▸ **YOUR OBJECTIVE**:
Using the listing below, select the lines with the word "view" and copy them.

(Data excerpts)
□ □ □ □

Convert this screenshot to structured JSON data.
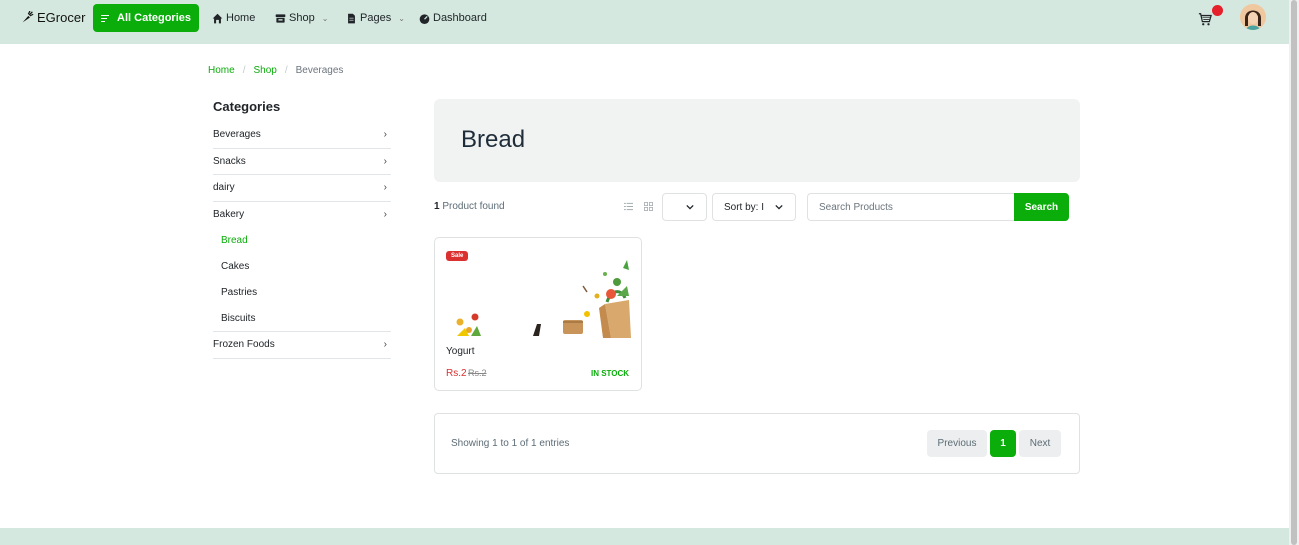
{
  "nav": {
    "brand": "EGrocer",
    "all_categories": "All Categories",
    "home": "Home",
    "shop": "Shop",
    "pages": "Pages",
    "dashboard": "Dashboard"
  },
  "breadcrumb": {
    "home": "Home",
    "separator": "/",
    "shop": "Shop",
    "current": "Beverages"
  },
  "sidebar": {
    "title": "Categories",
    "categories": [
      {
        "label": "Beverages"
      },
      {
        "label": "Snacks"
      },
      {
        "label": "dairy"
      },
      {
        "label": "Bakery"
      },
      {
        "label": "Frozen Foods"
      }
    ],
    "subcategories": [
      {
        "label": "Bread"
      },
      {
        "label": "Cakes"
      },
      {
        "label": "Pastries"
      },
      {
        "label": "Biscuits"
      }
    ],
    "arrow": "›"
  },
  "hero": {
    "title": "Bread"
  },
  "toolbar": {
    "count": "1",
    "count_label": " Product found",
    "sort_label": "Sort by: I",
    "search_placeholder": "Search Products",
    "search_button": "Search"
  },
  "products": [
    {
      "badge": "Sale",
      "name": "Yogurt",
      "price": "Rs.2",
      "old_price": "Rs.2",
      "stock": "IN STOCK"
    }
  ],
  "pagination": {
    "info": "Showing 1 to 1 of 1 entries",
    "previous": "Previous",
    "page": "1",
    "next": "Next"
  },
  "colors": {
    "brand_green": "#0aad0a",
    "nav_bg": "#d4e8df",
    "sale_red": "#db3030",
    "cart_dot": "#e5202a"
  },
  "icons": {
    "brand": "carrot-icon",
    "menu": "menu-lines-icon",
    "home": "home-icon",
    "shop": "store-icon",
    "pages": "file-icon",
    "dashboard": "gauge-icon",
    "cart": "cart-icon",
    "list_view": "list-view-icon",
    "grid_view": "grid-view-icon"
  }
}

□ □ □ □

▸ **RESULT**:
    "list_view": "list-view-icon",
    "grid_view": "grid-view-icon"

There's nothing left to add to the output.